Data entries
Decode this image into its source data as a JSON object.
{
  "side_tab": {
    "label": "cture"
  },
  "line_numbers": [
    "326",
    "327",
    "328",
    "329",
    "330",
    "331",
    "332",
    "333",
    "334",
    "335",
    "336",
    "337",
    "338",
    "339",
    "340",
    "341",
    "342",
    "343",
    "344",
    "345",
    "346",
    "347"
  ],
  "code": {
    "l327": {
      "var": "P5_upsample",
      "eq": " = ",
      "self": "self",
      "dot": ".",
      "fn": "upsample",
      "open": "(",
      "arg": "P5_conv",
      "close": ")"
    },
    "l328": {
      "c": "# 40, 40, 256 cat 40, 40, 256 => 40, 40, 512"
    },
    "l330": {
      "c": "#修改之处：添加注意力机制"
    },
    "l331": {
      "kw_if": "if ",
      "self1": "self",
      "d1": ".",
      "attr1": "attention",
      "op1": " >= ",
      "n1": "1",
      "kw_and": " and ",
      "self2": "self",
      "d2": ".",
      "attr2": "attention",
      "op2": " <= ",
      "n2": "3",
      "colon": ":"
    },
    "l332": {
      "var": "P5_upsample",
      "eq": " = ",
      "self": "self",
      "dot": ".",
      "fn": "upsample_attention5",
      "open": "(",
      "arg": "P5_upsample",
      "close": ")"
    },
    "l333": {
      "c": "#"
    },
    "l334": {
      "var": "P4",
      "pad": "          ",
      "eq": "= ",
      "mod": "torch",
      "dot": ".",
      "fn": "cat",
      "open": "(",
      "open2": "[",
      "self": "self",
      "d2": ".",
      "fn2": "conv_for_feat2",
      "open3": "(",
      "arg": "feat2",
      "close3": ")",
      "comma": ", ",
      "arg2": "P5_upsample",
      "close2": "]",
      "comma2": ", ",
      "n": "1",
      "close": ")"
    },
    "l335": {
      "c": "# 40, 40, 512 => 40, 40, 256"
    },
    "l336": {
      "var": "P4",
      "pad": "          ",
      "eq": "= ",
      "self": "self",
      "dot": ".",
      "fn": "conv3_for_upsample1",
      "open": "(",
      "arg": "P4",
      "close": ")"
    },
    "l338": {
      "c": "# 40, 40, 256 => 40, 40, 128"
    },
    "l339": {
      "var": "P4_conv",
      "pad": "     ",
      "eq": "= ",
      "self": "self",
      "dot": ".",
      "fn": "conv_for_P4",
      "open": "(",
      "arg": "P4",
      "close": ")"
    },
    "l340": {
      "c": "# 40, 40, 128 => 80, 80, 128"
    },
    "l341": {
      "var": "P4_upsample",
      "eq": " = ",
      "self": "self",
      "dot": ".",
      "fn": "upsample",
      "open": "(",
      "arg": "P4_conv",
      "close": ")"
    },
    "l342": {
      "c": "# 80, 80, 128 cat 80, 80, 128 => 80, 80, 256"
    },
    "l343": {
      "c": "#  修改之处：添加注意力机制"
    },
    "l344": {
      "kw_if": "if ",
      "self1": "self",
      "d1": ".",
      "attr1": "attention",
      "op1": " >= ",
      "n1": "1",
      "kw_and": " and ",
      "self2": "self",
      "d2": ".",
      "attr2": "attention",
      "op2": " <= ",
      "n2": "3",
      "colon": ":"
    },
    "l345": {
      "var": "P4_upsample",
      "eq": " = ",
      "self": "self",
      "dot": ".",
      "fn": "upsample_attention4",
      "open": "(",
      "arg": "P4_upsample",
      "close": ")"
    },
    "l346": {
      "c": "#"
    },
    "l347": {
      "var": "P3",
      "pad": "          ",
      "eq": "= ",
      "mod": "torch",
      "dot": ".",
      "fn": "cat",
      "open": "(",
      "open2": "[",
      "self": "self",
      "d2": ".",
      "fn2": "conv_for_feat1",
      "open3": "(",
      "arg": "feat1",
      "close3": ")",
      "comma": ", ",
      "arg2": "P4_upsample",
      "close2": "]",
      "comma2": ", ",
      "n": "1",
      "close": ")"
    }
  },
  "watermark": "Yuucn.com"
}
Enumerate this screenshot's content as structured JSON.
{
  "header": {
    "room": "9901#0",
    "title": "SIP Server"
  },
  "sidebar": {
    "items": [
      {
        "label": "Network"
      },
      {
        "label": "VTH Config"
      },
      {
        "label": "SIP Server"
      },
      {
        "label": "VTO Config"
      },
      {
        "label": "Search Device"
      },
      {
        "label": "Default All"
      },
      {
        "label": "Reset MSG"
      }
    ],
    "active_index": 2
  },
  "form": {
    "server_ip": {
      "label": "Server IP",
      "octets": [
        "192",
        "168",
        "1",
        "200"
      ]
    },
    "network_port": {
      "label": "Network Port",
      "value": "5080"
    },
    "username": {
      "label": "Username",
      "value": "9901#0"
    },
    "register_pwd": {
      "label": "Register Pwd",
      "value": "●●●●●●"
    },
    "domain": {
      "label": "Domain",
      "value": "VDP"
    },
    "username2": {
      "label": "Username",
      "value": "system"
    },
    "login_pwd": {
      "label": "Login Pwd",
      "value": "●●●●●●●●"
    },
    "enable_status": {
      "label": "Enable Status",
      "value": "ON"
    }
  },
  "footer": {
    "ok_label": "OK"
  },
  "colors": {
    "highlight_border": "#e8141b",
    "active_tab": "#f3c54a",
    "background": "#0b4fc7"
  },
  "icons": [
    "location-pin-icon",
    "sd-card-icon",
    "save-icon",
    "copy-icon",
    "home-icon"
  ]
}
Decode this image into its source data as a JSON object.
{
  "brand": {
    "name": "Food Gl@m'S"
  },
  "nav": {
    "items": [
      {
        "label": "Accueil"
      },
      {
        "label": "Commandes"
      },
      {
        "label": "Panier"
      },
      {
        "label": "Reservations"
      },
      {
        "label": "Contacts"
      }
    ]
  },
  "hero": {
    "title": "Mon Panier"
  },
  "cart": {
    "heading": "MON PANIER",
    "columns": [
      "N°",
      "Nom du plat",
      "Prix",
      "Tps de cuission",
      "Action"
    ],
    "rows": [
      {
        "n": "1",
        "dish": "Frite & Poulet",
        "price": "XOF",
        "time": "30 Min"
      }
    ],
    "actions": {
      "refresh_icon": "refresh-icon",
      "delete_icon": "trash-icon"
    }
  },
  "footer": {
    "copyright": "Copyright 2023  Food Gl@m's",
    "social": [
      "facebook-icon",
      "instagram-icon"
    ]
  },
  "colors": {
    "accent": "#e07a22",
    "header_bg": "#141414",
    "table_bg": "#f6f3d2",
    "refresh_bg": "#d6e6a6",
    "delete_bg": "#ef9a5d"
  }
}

_What the task asks:_
Send back all of the entries exactly, with nothing missing.

_Finished exercise:_
Decode this image into its source data as a JSON object.
{
  "side_tab": {
    "label": "cture"
  },
  "line_numbers": [
    "326",
    "327",
    "328",
    "329",
    "330",
    "331",
    "332",
    "333",
    "334",
    "335",
    "336",
    "337",
    "338",
    "339",
    "340",
    "341",
    "342",
    "343",
    "344",
    "345",
    "346",
    "347"
  ],
  "code": {
    "l327": {
      "var": "P5_upsample",
      "eq": " = ",
      "self": "self",
      "dot": ".",
      "fn": "upsample",
      "open": "(",
      "arg": "P5_conv",
      "close": ")"
    },
    "l328": {
      "c": "# 40, 40, 256 cat 40, 40, 256 => 40, 40, 512"
    },
    "l330": {
      "c": "#修改之处：添加注意力机制"
    },
    "l331": {
      "kw_if": "if ",
      "self1": "self",
      "d1": ".",
      "attr1": "attention",
      "op1": " >= ",
      "n1": "1",
      "kw_and": " and ",
      "self2": "self",
      "d2": ".",
      "attr2": "attention",
      "op2": " <= ",
      "n2": "3",
      "colon": ":"
    },
    "l332": {
      "var": "P5_upsample",
      "eq": " = ",
      "self": "self",
      "dot": ".",
      "fn": "upsample_attention5",
      "open": "(",
      "arg": "P5_upsample",
      "close": ")"
    },
    "l333": {
      "c": "#"
    },
    "l334": {
      "var": "P4",
      "pad": "          ",
      "eq": "= ",
      "mod": "torch",
      "dot": ".",
      "fn": "cat",
      "open": "(",
      "open2": "[",
      "self": "self",
      "d2": ".",
      "fn2": "conv_for_feat2",
      "open3": "(",
      "arg": "feat2",
      "close3": ")",
      "comma": ", ",
      "arg2": "P5_upsample",
      "close2": "]",
      "comma2": ", ",
      "n": "1",
      "close": ")"
    },
    "l335": {
      "c": "# 40, 40, 512 => 40, 40, 256"
    },
    "l336": {
      "var": "P4",
      "pad": "          ",
      "eq": "= ",
      "self": "self",
      "dot": ".",
      "fn": "conv3_for_upsample1",
      "open": "(",
      "arg": "P4",
      "close": ")"
    },
    "l338": {
      "c": "# 40, 40, 256 => 40, 40, 128"
    },
    "l339": {
      "var": "P4_conv",
      "pad": "     ",
      "eq": "= ",
      "self": "self",
      "dot": ".",
      "fn": "conv_for_P4",
      "open": "(",
      "arg": "P4",
      "close": ")"
    },
    "l340": {
      "c": "# 40, 40, 128 => 80, 80, 128"
    },
    "l341": {
      "var": "P4_upsample",
      "eq": " = ",
      "self": "self",
      "dot": ".",
      "fn": "upsample",
      "open": "(",
      "arg": "P4_conv",
      "close": ")"
    },
    "l342": {
      "c": "# 80, 80, 128 cat 80, 80, 128 => 80, 80, 256"
    },
    "l343": {
      "c": "#  修改之处：添加注意力机制"
    },
    "l344": {
      "kw_if": "if ",
      "self1": "self",
      "d1": ".",
      "attr1": "attention",
      "op1": " >= ",
      "n1": "1",
      "kw_and": " and ",
      "self2": "self",
      "d2": ".",
      "attr2": "attention",
      "op2": " <= ",
      "n2": "3",
      "colon": ":"
    },
    "l345": {
      "var": "P4_upsample",
      "eq": " = ",
      "self": "self",
      "dot": ".",
      "fn": "upsample_attention4",
      "open": "(",
      "arg": "P4_upsample",
      "close": ")"
    },
    "l346": {
      "c": "#"
    },
    "l347": {
      "var": "P3",
      "pad": "          ",
      "eq": "= ",
      "mod": "torch",
      "dot": ".",
      "fn": "cat",
      "open": "(",
      "open2": "[",
      "self": "self",
      "d2": ".",
      "fn2": "conv_for_feat1",
      "open3": "(",
      "arg": "feat1",
      "close3": ")",
      "comma": ", ",
      "arg2": "P4_upsample",
      "close2": "]",
      "comma2": ", ",
      "n": "1",
      "close": ")"
    }
  },
  "watermark": "Yuucn.com"
}
Enumerate this screenshot's content as structured JSON.
{
  "header": {
    "room": "9901#0",
    "title": "SIP Server"
  },
  "sidebar": {
    "items": [
      {
        "label": "Network"
      },
      {
        "label": "VTH Config"
      },
      {
        "label": "SIP Server"
      },
      {
        "label": "VTO Config"
      },
      {
        "label": "Search Device"
      },
      {
        "label": "Default All"
      },
      {
        "label": "Reset MSG"
      }
    ],
    "active_index": 2
  },
  "form": {
    "server_ip": {
      "label": "Server IP",
      "octets": [
        "192",
        "168",
        "1",
        "200"
      ]
    },
    "network_port": {
      "label": "Network Port",
      "value": "5080"
    },
    "username": {
      "label": "Username",
      "value": "9901#0"
    },
    "register_pwd": {
      "label": "Register Pwd",
      "value": "●●●●●●"
    },
    "domain": {
      "label": "Domain",
      "value": "VDP"
    },
    "username2": {
      "label": "Username",
      "value": "system"
    },
    "login_pwd": {
      "label": "Login Pwd",
      "value": "●●●●●●●●"
    },
    "enable_status": {
      "label": "Enable Status",
      "value": "ON"
    }
  },
  "footer": {
    "ok_label": "OK"
  },
  "colors": {
    "highlight_border": "#e8141b",
    "active_tab": "#f3c54a",
    "background": "#0b4fc7"
  },
  "icons": [
    "location-pin-icon",
    "sd-card-icon",
    "save-icon",
    "copy-icon",
    "home-icon"
  ]
}
Decode this image into its source data as a JSON object.
{
  "brand": {
    "name": "Food Gl@m'S"
  },
  "nav": {
    "items": [
      {
        "label": "Accueil"
      },
      {
        "label": "Commandes"
      },
      {
        "label": "Panier"
      },
      {
        "label": "Reservations"
      },
      {
        "label": "Contacts"
      }
    ]
  },
  "hero": {
    "title": "Mon Panier"
  },
  "cart": {
    "heading": "MON PANIER",
    "columns": [
      "N°",
      "Nom du plat",
      "Prix",
      "Tps de cuission",
      "Action"
    ],
    "rows": [
      {
        "n": "1",
        "dish": "Frite & Poulet",
        "price": "XOF",
        "time": "30 Min"
      }
    ],
    "actions": {
      "refresh_icon": "refresh-icon",
      "delete_icon": "trash-icon"
    }
  },
  "footer": {
    "copyright": "Copyright 2023  Food Gl@m's",
    "social": [
      "facebook-icon",
      "instagram-icon"
    ]
  },
  "colors": {
    "accent": "#e07a22",
    "header_bg": "#141414",
    "table_bg": "#f6f3d2",
    "refresh_bg": "#d6e6a6",
    "delete_bg": "#ef9a5d"
  }
}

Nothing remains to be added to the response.